Required work
Copy the lines below as they are; omit the images they contain.

Given information
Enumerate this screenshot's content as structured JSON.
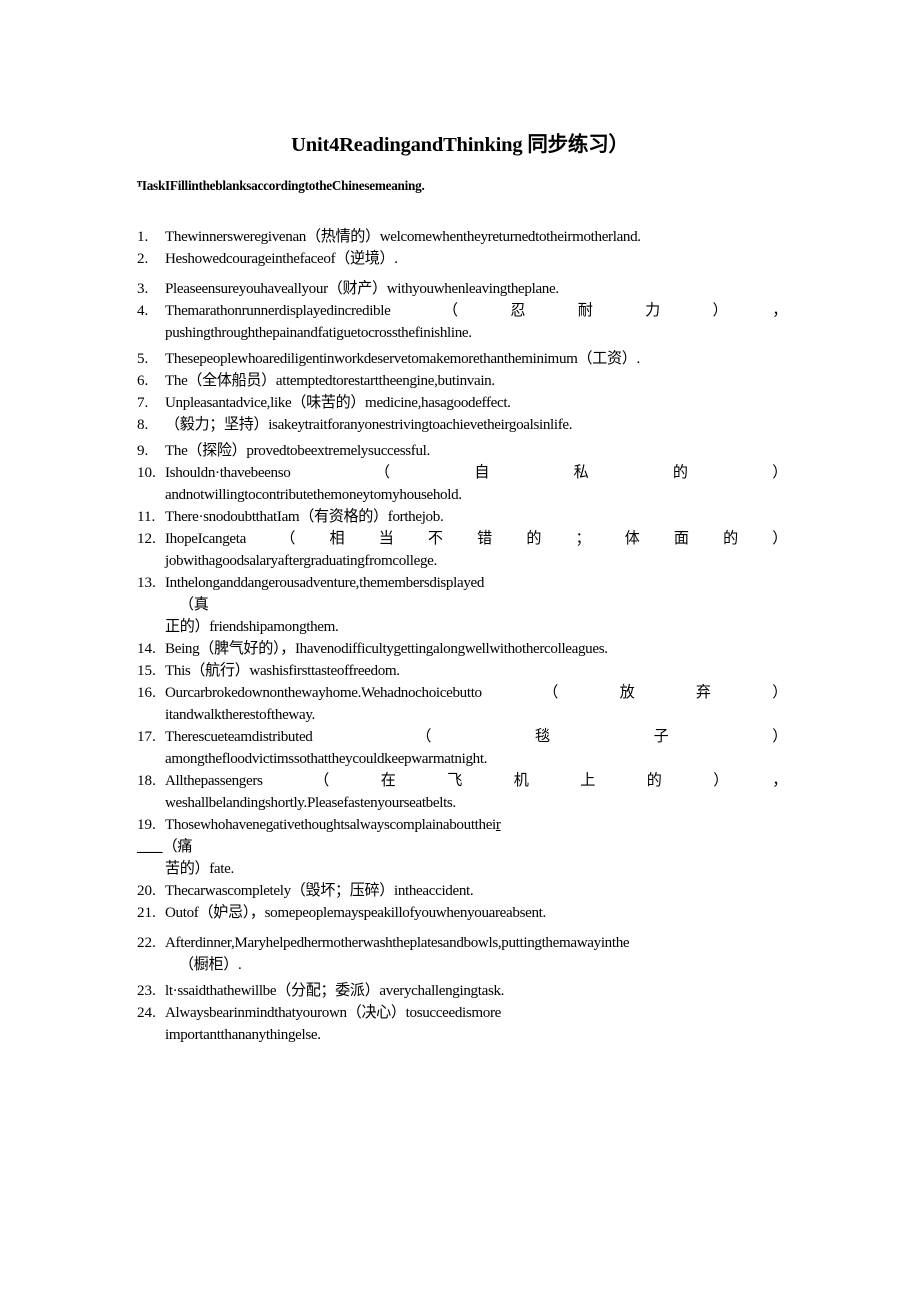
{
  "document": {
    "title": "Unit4ReadingandThinking 同步练习）",
    "task_heading": "ᵀIaskIFillintheblanksaccordingtotheChinesemeaning."
  },
  "exercises": [
    {
      "number": "1.",
      "lines": [
        {
          "type": "normal",
          "text": "Thewinnersweregivenan（热情的）welcomewhentheyreturnedtotheirmotherland."
        }
      ]
    },
    {
      "number": "2.",
      "lines": [
        {
          "type": "normal",
          "text": "Heshowedcourageinthefaceof（逆境）."
        }
      ]
    },
    {
      "number": "3.",
      "lines": [
        {
          "type": "normal",
          "text": "Pleaseensureyouhaveallyour（财产）withyouwhenleavingtheplane."
        }
      ]
    },
    {
      "number": "4.",
      "lines": [
        {
          "type": "justify",
          "text": "Themarathonrunnerdisplayedincredible（忍耐力），"
        },
        {
          "type": "normal",
          "text": "pushingthroughthepainandfatiguetocrossthefinishline."
        }
      ]
    },
    {
      "number": "5.",
      "lines": [
        {
          "type": "normal",
          "text": "Thesepeoplewhoarediligentinworkdeservetomakemorethantheminimum（工资）."
        }
      ]
    },
    {
      "number": "6.",
      "lines": [
        {
          "type": "normal",
          "text": "The（全体船员）attemptedtorestarttheengine,butinvain."
        }
      ]
    },
    {
      "number": "7.",
      "lines": [
        {
          "type": "normal",
          "text": "Unpleasantadvice,like（味苦的）medicine,hasagoodeffect."
        }
      ]
    },
    {
      "number": "8.",
      "lines": [
        {
          "type": "normal",
          "text": "（毅力；坚持）isakeytraitforanyonestrivingtoachievetheirgoalsinlife."
        }
      ]
    },
    {
      "number": "9.",
      "lines": [
        {
          "type": "normal",
          "text": "The（探险）provedtobeextremelysuccessful."
        }
      ]
    },
    {
      "number": "10.",
      "lines": [
        {
          "type": "justify",
          "text": "Ishouldn·thavebeenso（自私的）"
        },
        {
          "type": "normal",
          "text": "andnotwillingtocontributethemoneytomyhousehold."
        }
      ]
    },
    {
      "number": "11.",
      "lines": [
        {
          "type": "normal",
          "text": "There·snodoubtthatIam（有资格的）forthejob."
        }
      ]
    },
    {
      "number": "12.",
      "lines": [
        {
          "type": "justify",
          "text": "IhopeIcangeta（相当不错的；体面的）"
        },
        {
          "type": "normal",
          "text": "jobwithagoodsalaryaftergraduatingfromcollege."
        }
      ]
    },
    {
      "number": "13.",
      "lines": [
        {
          "type": "normal",
          "text": "Inthelonganddangerousadventure,themembersdisplayed"
        },
        {
          "type": "indent",
          "text": "（真"
        },
        {
          "type": "normal",
          "text": "正的）friendshipamongthem."
        }
      ]
    },
    {
      "number": "14.",
      "lines": [
        {
          "type": "normal",
          "text": "Being（脾气好的），Ihavenodifficultygettingalongwellwithothercolleagues."
        }
      ]
    },
    {
      "number": "15.",
      "lines": [
        {
          "type": "normal",
          "text": "This（航行）washisfirsttasteoffreedom."
        }
      ]
    },
    {
      "number": "16.",
      "lines": [
        {
          "type": "justify",
          "text": "Ourcarbrokedownonthewayhome.Wehadnochoicebutto（放弃）"
        },
        {
          "type": "normal",
          "text": "itandwalktherestoftheway."
        }
      ]
    },
    {
      "number": "17.",
      "lines": [
        {
          "type": "justify",
          "text": "Therescueteamdistributed（毯子）"
        },
        {
          "type": "normal",
          "text": "amongthefloodvictimssothattheycouldkeepwarmatnight."
        }
      ]
    },
    {
      "number": "18.",
      "lines": [
        {
          "type": "justify",
          "text": "Allthepassengers（在飞机上的），"
        },
        {
          "type": "normal",
          "text": "weshallbelandingshortly.Pleasefastenyourseatbelts."
        }
      ]
    },
    {
      "number": "19.",
      "lines": [
        {
          "type": "underline-tail",
          "text": "Thosewhohavenegativethoughtsalwayscomplainabouttheir",
          "tail": "r"
        },
        {
          "type": "blank-outdent",
          "blank": "___",
          "text": "（痛"
        },
        {
          "type": "normal",
          "text": "苦的）fate."
        }
      ]
    },
    {
      "number": "20.",
      "lines": [
        {
          "type": "normal",
          "text": "Thecarwascompletely（毁坏；压碎）intheaccident."
        }
      ]
    },
    {
      "number": "21.",
      "lines": [
        {
          "type": "normal",
          "text": "Outof（妒忌），somepeoplemayspeakillofyouwhenyouareabsent."
        }
      ]
    },
    {
      "number": "22.",
      "lines": [
        {
          "type": "normal",
          "text": "Afterdinner,Maryhelpedhermotherwashtheplatesandbowls,puttingthemawayinthe"
        },
        {
          "type": "indent",
          "text": "（橱柜）."
        }
      ]
    },
    {
      "number": "23.",
      "lines": [
        {
          "type": "normal",
          "text": "lt·ssaidthathewillbe（分配；委派）averychallengingtask."
        }
      ]
    },
    {
      "number": "24.",
      "lines": [
        {
          "type": "normal",
          "text": "Alwaysbearinmindthatyourown（决心）tosucceedismore"
        },
        {
          "type": "normal",
          "text": "importantthananythingelse."
        }
      ]
    }
  ]
}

Exercise response
Enumerate this screenshot's content as structured JSON.
{
  "document": {
    "title": "Unit4ReadingandThinking 同步练习）",
    "task_heading": "ᵀIaskIFillintheblanksaccordingtotheChinesemeaning."
  },
  "exercises": [
    {
      "number": "1.",
      "lines": [
        {
          "type": "normal",
          "text": "Thewinnersweregivenan（热情的）welcomewhentheyreturnedtotheirmotherland."
        }
      ]
    },
    {
      "number": "2.",
      "lines": [
        {
          "type": "normal",
          "text": "Heshowedcourageinthefaceof（逆境）."
        }
      ]
    },
    {
      "number": "3.",
      "lines": [
        {
          "type": "normal",
          "text": "Pleaseensureyouhaveallyour（财产）withyouwhenleavingtheplane."
        }
      ]
    },
    {
      "number": "4.",
      "lines": [
        {
          "type": "justify",
          "text": "Themarathonrunnerdisplayedincredible（忍耐力），"
        },
        {
          "type": "normal",
          "text": "pushingthroughthepainandfatiguetocrossthefinishline."
        }
      ]
    },
    {
      "number": "5.",
      "lines": [
        {
          "type": "normal",
          "text": "Thesepeoplewhoarediligentinworkdeservetomakemorethantheminimum（工资）."
        }
      ]
    },
    {
      "number": "6.",
      "lines": [
        {
          "type": "normal",
          "text": "The（全体船员）attemptedtorestarttheengine,butinvain."
        }
      ]
    },
    {
      "number": "7.",
      "lines": [
        {
          "type": "normal",
          "text": "Unpleasantadvice,like（味苦的）medicine,hasagoodeffect."
        }
      ]
    },
    {
      "number": "8.",
      "lines": [
        {
          "type": "normal",
          "text": "（毅力；坚持）isakeytraitforanyonestrivingtoachievetheirgoalsinlife."
        }
      ]
    },
    {
      "number": "9.",
      "lines": [
        {
          "type": "normal",
          "text": "The（探险）provedtobeextremelysuccessful."
        }
      ]
    },
    {
      "number": "10.",
      "lines": [
        {
          "type": "justify",
          "text": "Ishouldn·thavebeenso（自私的）"
        },
        {
          "type": "normal",
          "text": "andnotwillingtocontributethemoneytomyhousehold."
        }
      ]
    },
    {
      "number": "11.",
      "lines": [
        {
          "type": "normal",
          "text": "There·snodoubtthatIam（有资格的）forthejob."
        }
      ]
    },
    {
      "number": "12.",
      "lines": [
        {
          "type": "justify",
          "text": "IhopeIcangeta（相当不错的；体面的）"
        },
        {
          "type": "normal",
          "text": "jobwithagoodsalaryaftergraduatingfromcollege."
        }
      ]
    },
    {
      "number": "13.",
      "lines": [
        {
          "type": "normal",
          "text": "Inthelonganddangerousadventure,themembersdisplayed"
        },
        {
          "type": "indent",
          "text": "（真"
        },
        {
          "type": "normal",
          "text": "正的）friendshipamongthem."
        }
      ]
    },
    {
      "number": "14.",
      "lines": [
        {
          "type": "normal",
          "text": "Being（脾气好的），Ihavenodifficultygettingalongwellwithothercolleagues."
        }
      ]
    },
    {
      "number": "15.",
      "lines": [
        {
          "type": "normal",
          "text": "This（航行）washisfirsttasteoffreedom."
        }
      ]
    },
    {
      "number": "16.",
      "lines": [
        {
          "type": "justify",
          "text": "Ourcarbrokedownonthewayhome.Wehadnochoicebutto（放弃）"
        },
        {
          "type": "normal",
          "text": "itandwalktherestoftheway."
        }
      ]
    },
    {
      "number": "17.",
      "lines": [
        {
          "type": "justify",
          "text": "Therescueteamdistributed（毯子）"
        },
        {
          "type": "normal",
          "text": "amongthefloodvictimssothattheycouldkeepwarmatnight."
        }
      ]
    },
    {
      "number": "18.",
      "lines": [
        {
          "type": "justify",
          "text": "Allthepassengers（在飞机上的），"
        },
        {
          "type": "normal",
          "text": "weshallbelandingshortly.Pleasefastenyourseatbelts."
        }
      ]
    },
    {
      "number": "19.",
      "lines": [
        {
          "type": "underline-tail",
          "text": "Thosewhohavenegativethoughtsalwayscomplainabouttheir",
          "tail": "r"
        },
        {
          "type": "blank-outdent",
          "blank": "___",
          "text": "（痛"
        },
        {
          "type": "normal",
          "text": "苦的）fate."
        }
      ]
    },
    {
      "number": "20.",
      "lines": [
        {
          "type": "normal",
          "text": "Thecarwascompletely（毁坏；压碎）intheaccident."
        }
      ]
    },
    {
      "number": "21.",
      "lines": [
        {
          "type": "normal",
          "text": "Outof（妒忌），somepeoplemayspeakillofyouwhenyouareabsent."
        }
      ]
    },
    {
      "number": "22.",
      "lines": [
        {
          "type": "normal",
          "text": "Afterdinner,Maryhelpedhermotherwashtheplatesandbowls,puttingthemawayinthe"
        },
        {
          "type": "indent",
          "text": "（橱柜）."
        }
      ]
    },
    {
      "number": "23.",
      "lines": [
        {
          "type": "normal",
          "text": "lt·ssaidthathewillbe（分配；委派）averychallengingtask."
        }
      ]
    },
    {
      "number": "24.",
      "lines": [
        {
          "type": "normal",
          "text": "Alwaysbearinmindthatyourown（决心）tosucceedismore"
        },
        {
          "type": "normal",
          "text": "importantthananythingelse."
        }
      ]
    }
  ]
}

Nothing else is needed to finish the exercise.